---------- Entries provided

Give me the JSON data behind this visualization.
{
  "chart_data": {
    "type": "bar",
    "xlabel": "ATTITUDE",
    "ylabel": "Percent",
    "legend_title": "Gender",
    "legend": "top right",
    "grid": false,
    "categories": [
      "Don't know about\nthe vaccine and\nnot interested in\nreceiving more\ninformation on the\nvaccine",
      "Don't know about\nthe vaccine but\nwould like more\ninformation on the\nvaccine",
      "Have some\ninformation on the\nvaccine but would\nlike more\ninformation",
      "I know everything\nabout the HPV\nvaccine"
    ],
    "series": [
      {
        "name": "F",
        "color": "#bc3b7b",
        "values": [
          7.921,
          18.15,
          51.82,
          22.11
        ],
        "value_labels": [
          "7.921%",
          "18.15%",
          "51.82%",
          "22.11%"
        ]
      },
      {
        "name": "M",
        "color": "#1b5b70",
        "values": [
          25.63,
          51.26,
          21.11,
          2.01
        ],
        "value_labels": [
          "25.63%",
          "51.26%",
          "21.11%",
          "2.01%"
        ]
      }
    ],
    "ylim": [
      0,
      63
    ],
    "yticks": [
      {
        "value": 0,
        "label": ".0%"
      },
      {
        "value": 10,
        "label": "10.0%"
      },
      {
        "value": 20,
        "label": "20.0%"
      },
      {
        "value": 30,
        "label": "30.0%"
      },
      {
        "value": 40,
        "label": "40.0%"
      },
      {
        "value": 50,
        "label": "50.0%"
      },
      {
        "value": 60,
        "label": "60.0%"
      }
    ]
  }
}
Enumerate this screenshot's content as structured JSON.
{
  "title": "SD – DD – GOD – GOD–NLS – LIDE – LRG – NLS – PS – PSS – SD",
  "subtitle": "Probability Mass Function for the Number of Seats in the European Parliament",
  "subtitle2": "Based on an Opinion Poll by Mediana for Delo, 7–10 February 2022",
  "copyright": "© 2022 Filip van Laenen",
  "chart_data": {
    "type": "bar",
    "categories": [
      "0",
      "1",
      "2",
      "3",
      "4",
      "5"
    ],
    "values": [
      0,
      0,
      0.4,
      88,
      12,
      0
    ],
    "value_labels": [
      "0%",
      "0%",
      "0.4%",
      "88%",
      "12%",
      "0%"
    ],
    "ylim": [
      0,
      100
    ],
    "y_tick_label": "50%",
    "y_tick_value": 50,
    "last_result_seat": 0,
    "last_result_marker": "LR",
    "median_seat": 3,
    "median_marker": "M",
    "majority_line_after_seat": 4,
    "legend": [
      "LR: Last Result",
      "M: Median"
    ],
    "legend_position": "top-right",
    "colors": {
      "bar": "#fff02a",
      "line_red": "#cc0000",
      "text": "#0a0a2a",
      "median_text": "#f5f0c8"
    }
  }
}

--------------------

**Exercise**
All lines in the data that contain the word "ninformation" should be copied.

**Full output**
      "Don't know about\nthe vaccine and\nnot interested in\nreceiving more\ninformation on the\nvaccine",
      "Don't know about\nthe vaccine but\nwould like more\ninformation on the\nvaccine",
      "Have some\ninformation on the\nvaccine but would\nlike more\ninformation",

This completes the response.